[Source records]

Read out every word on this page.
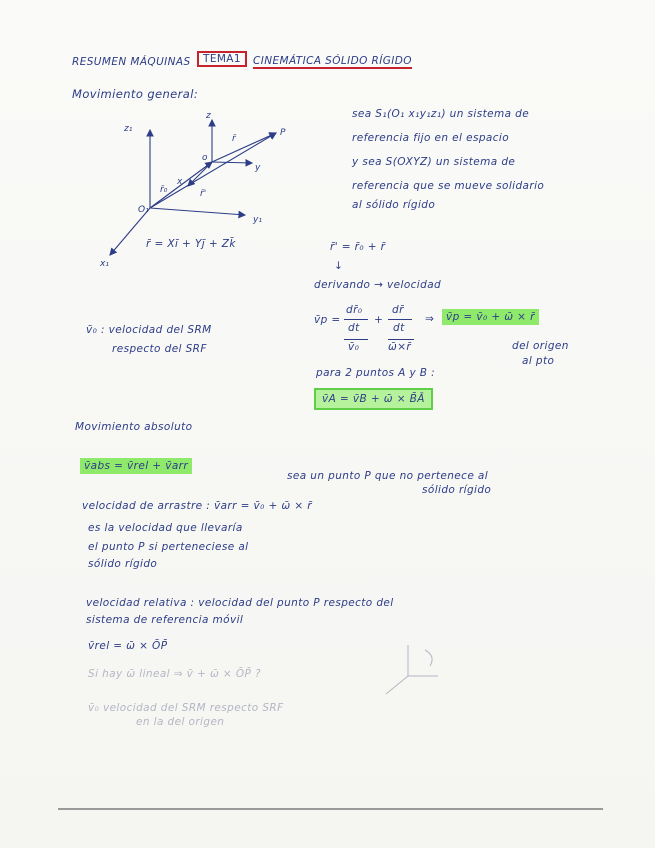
RESUMEN MÁQUINAS	TEMA1	CINEMÁTICA SÓLIDO RÍGIDO
Movimiento general:
z₁
z
y₁
y
x₁
x
O₁
o
P
r̄
r̄'
r̄₀
sea S₁(O₁ x₁y₁z₁) un sistema de
referencia fijo en el espacio
y sea S(OXYZ) un sistema de
referencia que se mueve solidario
al sólido rígido
r̄ = Xī + Yj̄ + Zk̄	r̄' = r̄₀ + r̄
↓
derivando → velocidad
v̄p =
dr̄₀
dt
+
dr̄
dt
v̄₀	ω̄×r̄
⇒	v̄p = v̄₀ + ω̄ × r̄
del origen
al pto
v̄₀ : velocidad del SRM
respecto del SRF
para 2 puntos A y B :
v̄A = v̄B + ω̄ × B̄Ā
Movimiento absoluto
v̄abs = v̄rel + v̄arr
sea un punto P que no pertenece al
sólido rígido
velocidad de arrastre : v̄arr = v̄₀ + ω̄ × r̄
es la velocidad que llevaría
el punto P si perteneciese al
sólido rígido
velocidad relativa : velocidad del punto P respecto del
sistema de referencia móvil
v̄rel = ω̄ × ŌP̄
Si hay ω̄ lineal ⇒ v̄ + ω̄ × ŌP̄ ?
v̄₀ velocidad del SRM respecto SRF
en la del origen
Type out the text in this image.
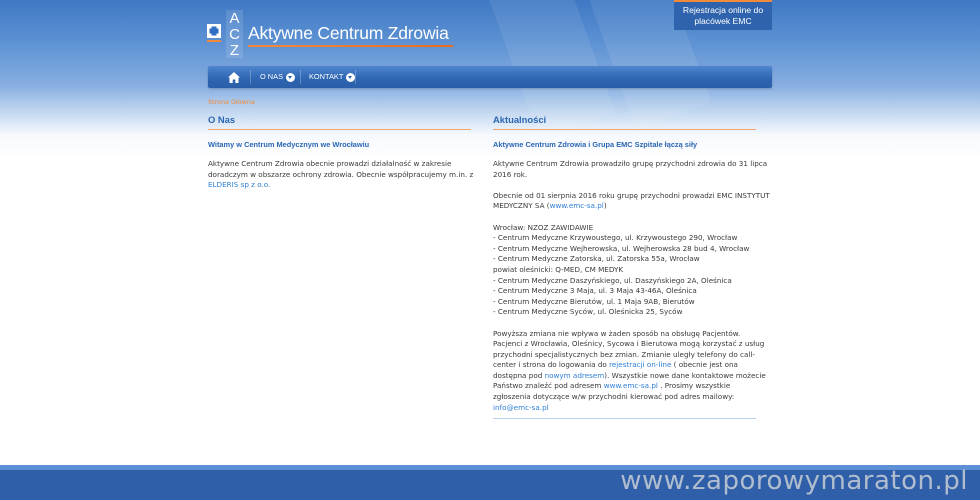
A
C
Z
Aktywne Centrum Zdrowia
Rejestracja online do
placówek EMC
O NAS	KONTAKT
Strona Główna
O Nas
Witamy w Centrum Medycznym we Wrocławiu
Aktywne Centrum Zdrowia obecnie prowadzi działalność w zakresie
doradczym w obszarze ochrony zdrowia. Obecnie współpracujemy m.in. z
ELDERIS sp z o.o.
Aktualności
Aktywne Centrum Zdrowia i Grupa EMC Szpitale łączą siły
Aktywne Centrum Zdrowia prowadziło grupę przychodni zdrowia do 31 lipca
2016 rok.
Obecnie od 01 sierpnia 2016 roku grupę przychodni prowadzi EMC INSTYTUT
MEDYCZNY SA (www.emc-sa.pl)
Wrocław: NZOZ ZAWIDAWIE
- Centrum Medyczne Krzywoustego, ul. Krzywoustego 290, Wrocław
- Centrum Medyczne Wejherowska, ul. Wejherowska 28 bud 4, Wrocław
- Centrum Medyczne Zatorska, ul. Zatorska 55a, Wrocław
powiat oleśnicki: Q-MED, CM MEDYK
- Centrum Medyczne Daszyńskiego, ul. Daszyńskiego 2A, Oleśnica
- Centrum Medyczne 3 Maja, ul. 3 Maja 43-46A, Oleśnica
- Centrum Medyczne Bierutów, ul. 1 Maja 9AB, Bierutów
- Centrum Medyczne Syców, ul. Oleśnicka 25, Syców
Powyższa zmiana nie wpływa w żaden sposób na obsługę Pacjentów.
Pacjenci z Wrocławia, Oleśnicy, Sycowa i Bierutowa mogą korzystać z usług
przychodni specjalistycznych bez zmian. Zmianie uległy telefony do call-
center i strona do logowania do rejestracji on-line ( obecnie jest ona
dostępna pod nowym adresem). Wszystkie nowe dane kontaktowe możecie
Państwo znaleźć pod adresem www.emc-sa.pl . Prosimy wszystkie
zgłoszenia dotyczące w/w przychodni kierować pod adres mailowy:
info@emc-sa.pl
www.zaporowymaraton.pl
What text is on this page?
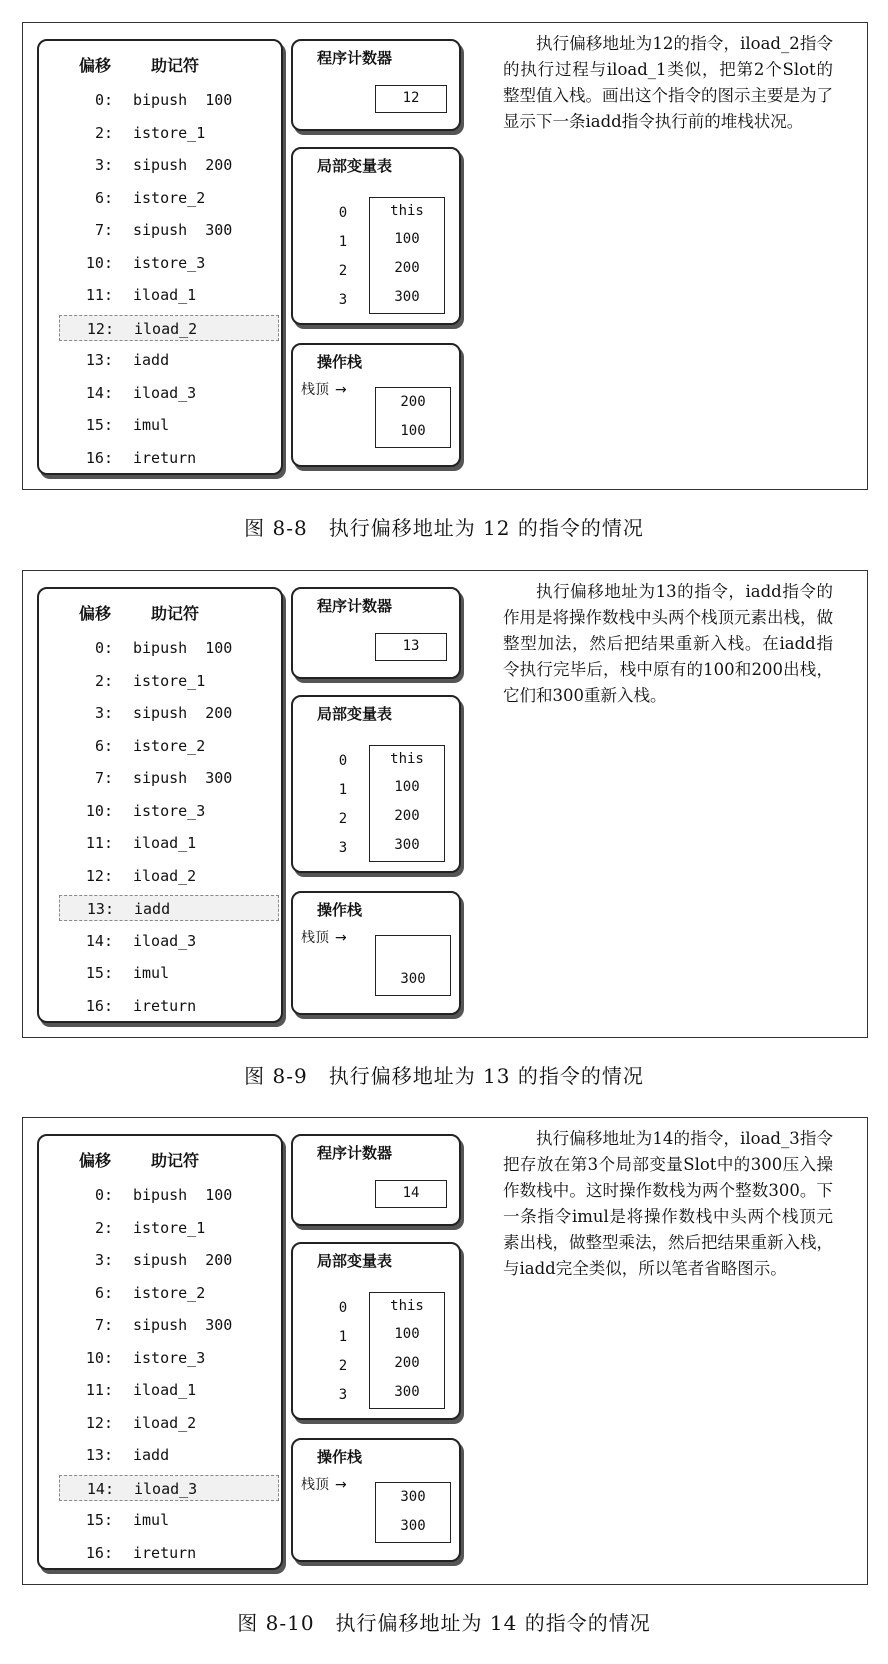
偏移 助记符
0: bipush  100
2: istore_1
3: sipush  200
6: istore_2
7: sipush  300
10: istore_3
11: iload_1
12: iload_2
13: iadd
14: iload_3
15: imul
16: ireturn
程序计数器
12
局部变量表
0	this
1	100
2	200
3	300
操作栈
栈顶 →
200
100
执行偏移地址为12的指令，iload_2指令的执行过程与iload_1类似，把第2个Slot的整型值入栈。画出这个指令的图示主要是为了显示下一条iadd指令执行前的堆栈状况。
图 8-8　执行偏移地址为 12 的指令的情况
偏移 助记符
0: bipush  100
2: istore_1
3: sipush  200
6: istore_2
7: sipush  300
10: istore_3
11: iload_1
12: iload_2
13: iadd
14: iload_3
15: imul
16: ireturn
程序计数器
13
局部变量表
0	this
1	100
2	200
3	300
操作栈
栈顶 →
300
执行偏移地址为13的指令，iadd指令的作用是将操作数栈中头两个栈顶元素出栈，做整型加法，然后把结果重新入栈。在iadd指令执行完毕后，栈中原有的100和200出栈，它们和300重新入栈。
图 8-9　执行偏移地址为 13 的指令的情况
偏移 助记符
0: bipush  100
2: istore_1
3: sipush  200
6: istore_2
7: sipush  300
10: istore_3
11: iload_1
12: iload_2
13: iadd
14: iload_3
15: imul
16: ireturn
程序计数器
14
局部变量表
0	this
1	100
2	200
3	300
操作栈
栈顶 →
300
300
执行偏移地址为14的指令，iload_3指令把存放在第3个局部变量Slot中的300压入操作数栈中。这时操作数栈为两个整数300。下一条指令imul是将操作数栈中头两个栈顶元素出栈，做整型乘法，然后把结果重新入栈，与iadd完全类似，所以笔者省略图示。
图 8-10　执行偏移地址为 14 的指令的情况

* Directions: Repeat the listing in full and exactly. Leave any pictures out.

* Written solution:
Read out every word on this page.
RESUMEN MÁQUINAS	TEMA1	CINEMÁTICA SÓLIDO RÍGIDO
Movimiento general:
z₁
z
y₁
y
x₁
x
O₁
o
P
r̄
r̄'
r̄₀
sea S₁(O₁ x₁y₁z₁) un sistema de
referencia fijo en el espacio
y sea S(OXYZ) un sistema de
referencia que se mueve solidario
al sólido rígido
r̄ = Xī + Yj̄ + Zk̄	r̄' = r̄₀ + r̄
↓
derivando → velocidad
v̄p =
dr̄₀
dt
+
dr̄
dt
v̄₀	ω̄×r̄
⇒	v̄p = v̄₀ + ω̄ × r̄
del origen
al pto
v̄₀ : velocidad del SRM
respecto del SRF
para 2 puntos A y B :
v̄A = v̄B + ω̄ × B̄Ā
Movimiento absoluto
v̄abs = v̄rel + v̄arr
sea un punto P que no pertenece al
sólido rígido
velocidad de arrastre : v̄arr = v̄₀ + ω̄ × r̄
es la velocidad que llevaría
el punto P si perteneciese al
sólido rígido
velocidad relativa : velocidad del punto P respecto del
sistema de referencia móvil
v̄rel = ω̄ × ŌP̄
Si hay ω̄ lineal ⇒ v̄ + ω̄ × ŌP̄ ?
v̄₀ velocidad del SRM respecto SRF
en la del origen
Type out the text in this image.
A
C
Z
Aktywne Centrum Zdrowia
Rejestracja online do
placówek EMC
O NAS	KONTAKT
Strona Główna
O Nas
Witamy w Centrum Medycznym we Wrocławiu
Aktywne Centrum Zdrowia obecnie prowadzi działalność w zakresie
doradczym w obszarze ochrony zdrowia. Obecnie współpracujemy m.in. z
ELDERIS sp z o.o.
Aktualności
Aktywne Centrum Zdrowia i Grupa EMC Szpitale łączą siły
Aktywne Centrum Zdrowia prowadziło grupę przychodni zdrowia do 31 lipca
2016 rok.
Obecnie od 01 sierpnia 2016 roku grupę przychodni prowadzi EMC INSTYTUT
MEDYCZNY SA (www.emc-sa.pl)
Wrocław: NZOZ ZAWIDAWIE
- Centrum Medyczne Krzywoustego, ul. Krzywoustego 290, Wrocław
- Centrum Medyczne Wejherowska, ul. Wejherowska 28 bud 4, Wrocław
- Centrum Medyczne Zatorska, ul. Zatorska 55a, Wrocław
powiat oleśnicki: Q-MED, CM MEDYK
- Centrum Medyczne Daszyńskiego, ul. Daszyńskiego 2A, Oleśnica
- Centrum Medyczne 3 Maja, ul. 3 Maja 43-46A, Oleśnica
- Centrum Medyczne Bierutów, ul. 1 Maja 9AB, Bierutów
- Centrum Medyczne Syców, ul. Oleśnicka 25, Syców
Powyższa zmiana nie wpływa w żaden sposób na obsługę Pacjentów.
Pacjenci z Wrocławia, Oleśnicy, Sycowa i Bierutowa mogą korzystać z usług
przychodni specjalistycznych bez zmian. Zmianie uległy telefony do call-
center i strona do logowania do rejestracji on-line ( obecnie jest ona
dostępna pod nowym adresem). Wszystkie nowe dane kontaktowe możecie
Państwo znaleźć pod adresem www.emc-sa.pl . Prosimy wszystkie
zgłoszenia dotyczące w/w przychodni kierować pod adres mailowy:
info@emc-sa.pl
www.zaporowymaraton.pl
What text is on this page?
偏移 助记符
0: bipush  100
2: istore_1
3: sipush  200
6: istore_2
7: sipush  300
10: istore_3
11: iload_1
12: iload_2
13: iadd
14: iload_3
15: imul
16: ireturn
程序计数器
12
局部变量表
0	this
1	100
2	200
3	300
操作栈
栈顶 →
200
100
执行偏移地址为12的指令，iload_2指令的执行过程与iload_1类似，把第2个Slot的整型值入栈。画出这个指令的图示主要是为了显示下一条iadd指令执行前的堆栈状况。
图 8-8　执行偏移地址为 12 的指令的情况
偏移 助记符
0: bipush  100
2: istore_1
3: sipush  200
6: istore_2
7: sipush  300
10: istore_3
11: iload_1
12: iload_2
13: iadd
14: iload_3
15: imul
16: ireturn
程序计数器
13
局部变量表
0	this
1	100
2	200
3	300
操作栈
栈顶 →
300
执行偏移地址为13的指令，iadd指令的作用是将操作数栈中头两个栈顶元素出栈，做整型加法，然后把结果重新入栈。在iadd指令执行完毕后，栈中原有的100和200出栈，它们和300重新入栈。
图 8-9　执行偏移地址为 13 的指令的情况
偏移 助记符
0: bipush  100
2: istore_1
3: sipush  200
6: istore_2
7: sipush  300
10: istore_3
11: iload_1
12: iload_2
13: iadd
14: iload_3
15: imul
16: ireturn
程序计数器
14
局部变量表
0	this
1	100
2	200
3	300
操作栈
栈顶 →
300
300
执行偏移地址为14的指令，iload_3指令把存放在第3个局部变量Slot中的300压入操作数栈中。这时操作数栈为两个整数300。下一条指令imul是将操作数栈中头两个栈顶元素出栈，做整型乘法，然后把结果重新入栈，与iadd完全类似，所以笔者省略图示。
图 8-10　执行偏移地址为 14 的指令的情况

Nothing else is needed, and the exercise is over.